### Exercise description
Return the records in full, exactly as given.

----- Given data -----

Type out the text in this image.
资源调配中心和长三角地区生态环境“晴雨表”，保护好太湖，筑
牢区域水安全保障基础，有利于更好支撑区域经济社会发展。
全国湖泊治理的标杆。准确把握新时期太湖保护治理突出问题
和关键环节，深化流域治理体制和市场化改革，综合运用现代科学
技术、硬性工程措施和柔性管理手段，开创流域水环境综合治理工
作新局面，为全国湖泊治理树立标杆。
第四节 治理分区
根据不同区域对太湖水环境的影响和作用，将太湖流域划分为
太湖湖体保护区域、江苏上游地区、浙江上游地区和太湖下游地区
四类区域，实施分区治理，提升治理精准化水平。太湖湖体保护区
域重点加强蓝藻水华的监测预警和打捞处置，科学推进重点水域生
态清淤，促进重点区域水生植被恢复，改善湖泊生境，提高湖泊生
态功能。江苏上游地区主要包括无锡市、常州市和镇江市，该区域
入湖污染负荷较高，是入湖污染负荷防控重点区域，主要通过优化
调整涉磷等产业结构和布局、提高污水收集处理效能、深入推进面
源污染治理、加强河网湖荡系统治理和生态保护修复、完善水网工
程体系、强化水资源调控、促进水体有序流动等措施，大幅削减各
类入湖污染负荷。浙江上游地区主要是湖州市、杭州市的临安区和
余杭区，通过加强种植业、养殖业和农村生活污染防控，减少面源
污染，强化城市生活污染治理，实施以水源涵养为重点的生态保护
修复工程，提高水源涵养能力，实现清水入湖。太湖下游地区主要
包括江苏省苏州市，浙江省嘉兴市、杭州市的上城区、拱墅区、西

-----

### Solution
Type out the text in this image.
资源调配中心和长三角地区生态环境“晴雨表”，保护好太湖，筑
牢区域水安全保障基础，有利于更好支撑区域经济社会发展。
全国湖泊治理的标杆。准确把握新时期太湖保护治理突出问题
和关键环节，深化流域治理体制和市场化改革，综合运用现代科学
技术、硬性工程措施和柔性管理手段，开创流域水环境综合治理工
作新局面，为全国湖泊治理树立标杆。
第四节 治理分区
根据不同区域对太湖水环境的影响和作用，将太湖流域划分为
太湖湖体保护区域、江苏上游地区、浙江上游地区和太湖下游地区
四类区域，实施分区治理，提升治理精准化水平。太湖湖体保护区
域重点加强蓝藻水华的监测预警和打捞处置，科学推进重点水域生
态清淤，促进重点区域水生植被恢复，改善湖泊生境，提高湖泊生
态功能。江苏上游地区主要包括无锡市、常州市和镇江市，该区域
入湖污染负荷较高，是入湖污染负荷防控重点区域，主要通过优化
调整涉磷等产业结构和布局、提高污水收集处理效能、深入推进面
源污染治理、加强河网湖荡系统治理和生态保护修复、完善水网工
程体系、强化水资源调控、促进水体有序流动等措施，大幅削减各
类入湖污染负荷。浙江上游地区主要是湖州市、杭州市的临安区和
余杭区，通过加强种植业、养殖业和农村生活污染防控，减少面源
污染，强化城市生活污染治理，实施以水源涵养为重点的生态保护
修复工程，提高水源涵养能力，实现清水入湖。太湖下游地区主要
包括江苏省苏州市，浙江省嘉兴市、杭州市的上城区、拱墅区、西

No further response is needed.